▶ _Task requirements_:
Extract the text of every entry below exactly; leave images out.

[Dataset items]
-- start --

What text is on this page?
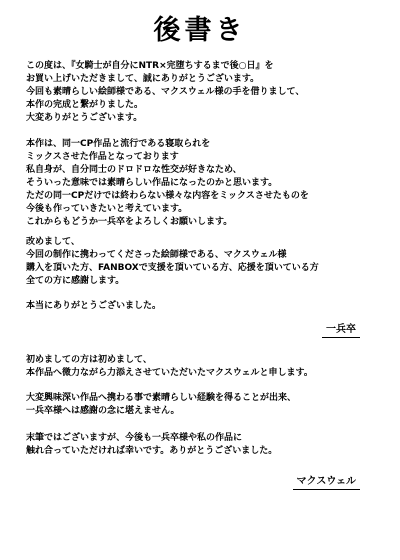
後書き
この度は、『女騎士が自分にNTR×完堕ちするまで後○日』を
お買い上げいただきまして、誠にありがとうございます。
今回も素晴らしい絵師様である、マクスウェル様の手を借りまして、
本作の完成と繋がりました。
大変ありがとうございます。
本作は、同一CP作品と流行である寝取られを
ミックスさせた作品となっております
私自身が、自分同士のドロドロな性交が好きなため、
そういった意味では素晴らしい作品になったのかと思います。
ただの同一CPだけでは終わらない様々な内容をミックスさせたものを
今後も作っていきたいと考えています。
これからもどうか一兵卒をよろしくお願いします。
改めまして、
今回の制作に携わってくださった絵師様である、マクスウェル様
購入を頂いた方、FANBOXで支援を頂いている方、応援を頂いている方
全ての方に感謝します。
本当にありがとうございました。
一兵卒
初めましての方は初めまして、
本作品へ微力ながら力添えさせていただいたマクスウェルと申します。
大変興味深い作品へ携わる事で素晴らしい経験を得ることが出来、
一兵卒様へは感謝の念に堪えません。
末筆ではございますが、今後も一兵卒様や私の作品に
触れ合っていただければ幸いです。ありがとうございました。
マクスウェル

-- end --

▶ _Exercise answer_:
What text is on this page?
後書き
この度は、『女騎士が自分にNTR×完堕ちするまで後○日』を
お買い上げいただきまして、誠にありがとうございます。
今回も素晴らしい絵師様である、マクスウェル様の手を借りまして、
本作の完成と繋がりました。
大変ありがとうございます。
本作は、同一CP作品と流行である寝取られを
ミックスさせた作品となっております
私自身が、自分同士のドロドロな性交が好きなため、
そういった意味では素晴らしい作品になったのかと思います。
ただの同一CPだけでは終わらない様々な内容をミックスさせたものを
今後も作っていきたいと考えています。
これからもどうか一兵卒をよろしくお願いします。
改めまして、
今回の制作に携わってくださった絵師様である、マクスウェル様
購入を頂いた方、FANBOXで支援を頂いている方、応援を頂いている方
全ての方に感謝します。
本当にありがとうございました。
一兵卒
初めましての方は初めまして、
本作品へ微力ながら力添えさせていただいたマクスウェルと申します。
大変興味深い作品へ携わる事で素晴らしい経験を得ることが出来、
一兵卒様へは感謝の念に堪えません。
末筆ではございますが、今後も一兵卒様や私の作品に
触れ合っていただければ幸いです。ありがとうございました。
マクスウェル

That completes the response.